What is asked: Pick every line from the data that holds the word "Autobús".

(Data excerpts)
====================

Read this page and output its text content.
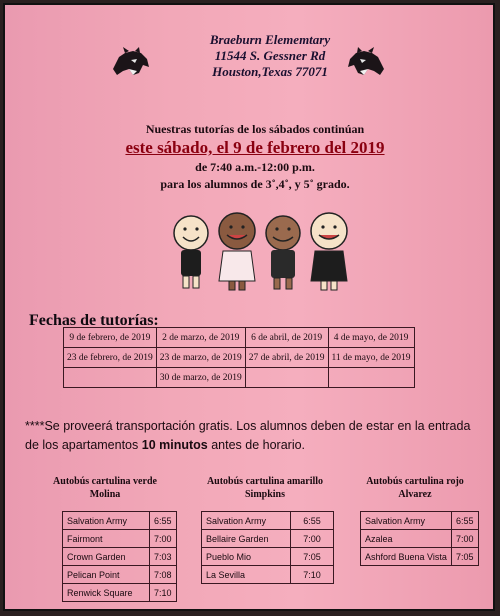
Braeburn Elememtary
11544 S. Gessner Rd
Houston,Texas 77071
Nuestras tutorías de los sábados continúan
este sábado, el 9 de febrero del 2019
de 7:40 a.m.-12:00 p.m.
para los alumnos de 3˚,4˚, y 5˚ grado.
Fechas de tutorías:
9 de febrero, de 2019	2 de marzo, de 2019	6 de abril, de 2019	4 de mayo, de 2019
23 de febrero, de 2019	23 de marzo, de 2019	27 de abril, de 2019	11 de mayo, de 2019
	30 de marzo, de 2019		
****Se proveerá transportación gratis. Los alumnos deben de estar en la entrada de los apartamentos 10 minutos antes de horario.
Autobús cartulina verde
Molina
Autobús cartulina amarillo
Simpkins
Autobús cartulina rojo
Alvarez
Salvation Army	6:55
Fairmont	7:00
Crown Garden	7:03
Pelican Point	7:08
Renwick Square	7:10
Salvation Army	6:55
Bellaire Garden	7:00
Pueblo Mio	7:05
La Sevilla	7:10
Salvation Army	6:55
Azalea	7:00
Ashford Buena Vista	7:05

====================

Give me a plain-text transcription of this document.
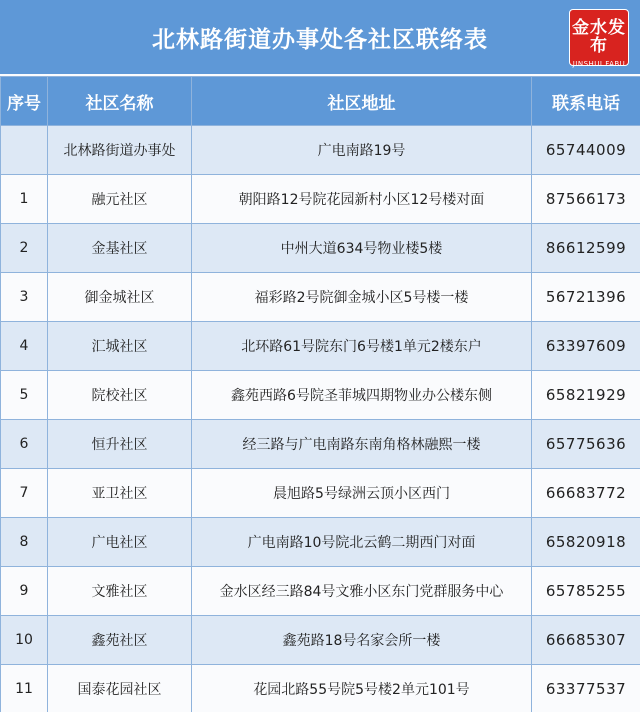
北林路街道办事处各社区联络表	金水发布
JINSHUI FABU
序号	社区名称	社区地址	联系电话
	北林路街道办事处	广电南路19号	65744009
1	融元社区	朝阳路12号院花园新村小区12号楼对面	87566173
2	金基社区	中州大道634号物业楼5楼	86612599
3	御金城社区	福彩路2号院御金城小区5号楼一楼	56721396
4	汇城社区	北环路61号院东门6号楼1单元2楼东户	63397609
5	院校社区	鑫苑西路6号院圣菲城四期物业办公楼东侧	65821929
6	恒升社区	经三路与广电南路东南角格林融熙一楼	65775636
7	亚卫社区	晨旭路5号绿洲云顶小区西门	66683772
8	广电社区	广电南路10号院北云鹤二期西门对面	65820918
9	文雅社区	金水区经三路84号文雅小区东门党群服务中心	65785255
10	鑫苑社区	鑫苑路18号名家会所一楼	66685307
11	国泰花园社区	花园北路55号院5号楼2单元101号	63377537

====================

Task response:
Autobús cartulina verde
Autobús cartulina amarillo
Autobús cartulina rojo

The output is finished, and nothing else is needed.